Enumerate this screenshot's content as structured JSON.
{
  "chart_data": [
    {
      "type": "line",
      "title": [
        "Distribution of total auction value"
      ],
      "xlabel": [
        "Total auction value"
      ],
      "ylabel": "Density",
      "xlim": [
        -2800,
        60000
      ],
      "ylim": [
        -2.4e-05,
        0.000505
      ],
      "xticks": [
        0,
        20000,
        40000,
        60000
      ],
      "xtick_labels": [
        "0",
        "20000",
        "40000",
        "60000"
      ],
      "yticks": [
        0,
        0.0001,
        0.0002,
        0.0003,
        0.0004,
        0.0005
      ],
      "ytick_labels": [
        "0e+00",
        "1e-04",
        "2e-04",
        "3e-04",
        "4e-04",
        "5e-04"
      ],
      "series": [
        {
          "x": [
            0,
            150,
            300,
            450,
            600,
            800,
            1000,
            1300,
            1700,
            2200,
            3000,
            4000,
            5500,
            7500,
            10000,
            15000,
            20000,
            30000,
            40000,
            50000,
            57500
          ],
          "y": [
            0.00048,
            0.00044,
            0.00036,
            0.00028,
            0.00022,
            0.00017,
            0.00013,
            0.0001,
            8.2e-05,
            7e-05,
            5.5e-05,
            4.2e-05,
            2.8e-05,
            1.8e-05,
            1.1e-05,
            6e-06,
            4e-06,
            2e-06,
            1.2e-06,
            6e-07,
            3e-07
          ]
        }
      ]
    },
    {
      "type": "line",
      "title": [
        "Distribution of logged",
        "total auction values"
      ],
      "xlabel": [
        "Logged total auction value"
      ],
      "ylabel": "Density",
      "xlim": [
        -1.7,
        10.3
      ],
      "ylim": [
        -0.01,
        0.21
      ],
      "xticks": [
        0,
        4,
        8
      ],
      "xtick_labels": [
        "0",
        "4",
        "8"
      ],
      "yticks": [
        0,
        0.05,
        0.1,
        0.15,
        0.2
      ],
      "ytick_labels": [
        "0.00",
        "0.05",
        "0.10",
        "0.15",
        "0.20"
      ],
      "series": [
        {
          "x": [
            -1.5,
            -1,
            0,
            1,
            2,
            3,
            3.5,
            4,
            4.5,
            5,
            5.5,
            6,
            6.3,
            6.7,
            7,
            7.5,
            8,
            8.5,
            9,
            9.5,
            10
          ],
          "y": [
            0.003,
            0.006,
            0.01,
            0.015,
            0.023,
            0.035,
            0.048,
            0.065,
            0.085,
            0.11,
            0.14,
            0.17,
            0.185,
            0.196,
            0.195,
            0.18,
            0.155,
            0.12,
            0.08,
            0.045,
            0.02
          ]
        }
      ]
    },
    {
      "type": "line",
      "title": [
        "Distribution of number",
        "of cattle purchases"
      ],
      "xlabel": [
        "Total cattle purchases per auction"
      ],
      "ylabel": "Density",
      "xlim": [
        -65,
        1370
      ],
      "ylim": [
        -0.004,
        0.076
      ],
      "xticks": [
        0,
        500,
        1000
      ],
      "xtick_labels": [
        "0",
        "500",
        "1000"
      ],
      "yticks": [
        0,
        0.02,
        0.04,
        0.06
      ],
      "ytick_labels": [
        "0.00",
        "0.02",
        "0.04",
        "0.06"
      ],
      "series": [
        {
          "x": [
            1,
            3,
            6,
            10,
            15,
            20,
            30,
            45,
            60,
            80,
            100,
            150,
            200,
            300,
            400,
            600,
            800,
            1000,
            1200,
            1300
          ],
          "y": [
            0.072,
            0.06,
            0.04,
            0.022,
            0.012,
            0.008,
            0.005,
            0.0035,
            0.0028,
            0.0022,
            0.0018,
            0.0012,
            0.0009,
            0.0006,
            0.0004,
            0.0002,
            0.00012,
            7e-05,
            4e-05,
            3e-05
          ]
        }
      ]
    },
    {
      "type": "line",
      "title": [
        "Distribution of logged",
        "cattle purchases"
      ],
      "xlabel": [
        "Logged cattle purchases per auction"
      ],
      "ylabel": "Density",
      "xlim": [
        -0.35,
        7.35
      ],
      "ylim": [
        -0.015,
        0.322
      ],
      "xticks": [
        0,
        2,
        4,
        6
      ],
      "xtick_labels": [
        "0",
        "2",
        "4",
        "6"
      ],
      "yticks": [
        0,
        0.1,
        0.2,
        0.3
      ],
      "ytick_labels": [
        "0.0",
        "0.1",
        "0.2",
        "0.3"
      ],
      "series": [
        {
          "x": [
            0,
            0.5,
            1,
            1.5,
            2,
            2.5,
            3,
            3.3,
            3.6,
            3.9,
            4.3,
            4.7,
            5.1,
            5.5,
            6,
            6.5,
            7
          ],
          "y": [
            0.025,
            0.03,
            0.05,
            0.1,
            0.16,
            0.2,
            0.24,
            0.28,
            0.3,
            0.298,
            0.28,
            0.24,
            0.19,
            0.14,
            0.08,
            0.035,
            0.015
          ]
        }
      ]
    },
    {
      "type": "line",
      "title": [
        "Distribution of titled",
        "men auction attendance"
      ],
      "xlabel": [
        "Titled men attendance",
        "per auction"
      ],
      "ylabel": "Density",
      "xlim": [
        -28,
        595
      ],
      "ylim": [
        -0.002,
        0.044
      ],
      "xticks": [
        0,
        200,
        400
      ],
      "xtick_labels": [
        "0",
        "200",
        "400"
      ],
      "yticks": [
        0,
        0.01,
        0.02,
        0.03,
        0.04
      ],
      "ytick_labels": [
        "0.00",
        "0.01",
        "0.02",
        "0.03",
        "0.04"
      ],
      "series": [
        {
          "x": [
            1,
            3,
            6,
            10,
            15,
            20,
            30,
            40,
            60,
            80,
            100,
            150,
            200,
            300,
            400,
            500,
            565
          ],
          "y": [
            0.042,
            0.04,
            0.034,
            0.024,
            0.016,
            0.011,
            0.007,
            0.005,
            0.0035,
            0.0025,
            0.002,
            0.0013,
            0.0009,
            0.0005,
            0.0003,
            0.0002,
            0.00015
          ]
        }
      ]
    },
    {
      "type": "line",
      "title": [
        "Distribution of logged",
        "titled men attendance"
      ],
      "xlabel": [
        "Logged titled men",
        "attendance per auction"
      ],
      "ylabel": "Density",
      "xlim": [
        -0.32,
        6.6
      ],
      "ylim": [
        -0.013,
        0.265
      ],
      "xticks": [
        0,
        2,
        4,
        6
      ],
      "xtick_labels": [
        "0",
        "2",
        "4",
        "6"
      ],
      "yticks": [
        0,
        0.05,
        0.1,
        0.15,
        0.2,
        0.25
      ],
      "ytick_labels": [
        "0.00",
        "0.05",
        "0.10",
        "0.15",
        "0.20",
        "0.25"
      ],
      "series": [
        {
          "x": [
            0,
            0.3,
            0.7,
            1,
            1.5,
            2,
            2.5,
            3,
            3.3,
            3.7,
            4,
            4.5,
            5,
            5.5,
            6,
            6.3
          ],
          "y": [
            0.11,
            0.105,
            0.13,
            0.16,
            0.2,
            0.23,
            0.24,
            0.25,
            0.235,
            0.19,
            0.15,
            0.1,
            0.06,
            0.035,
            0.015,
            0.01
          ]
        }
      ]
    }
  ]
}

Written instruction: Copy out every line where the word "purchases" occurs.

Right answer:
        "of cattle purchases"
        "Total cattle purchases per auction"
        "cattle purchases"
        "Logged cattle purchases per auction"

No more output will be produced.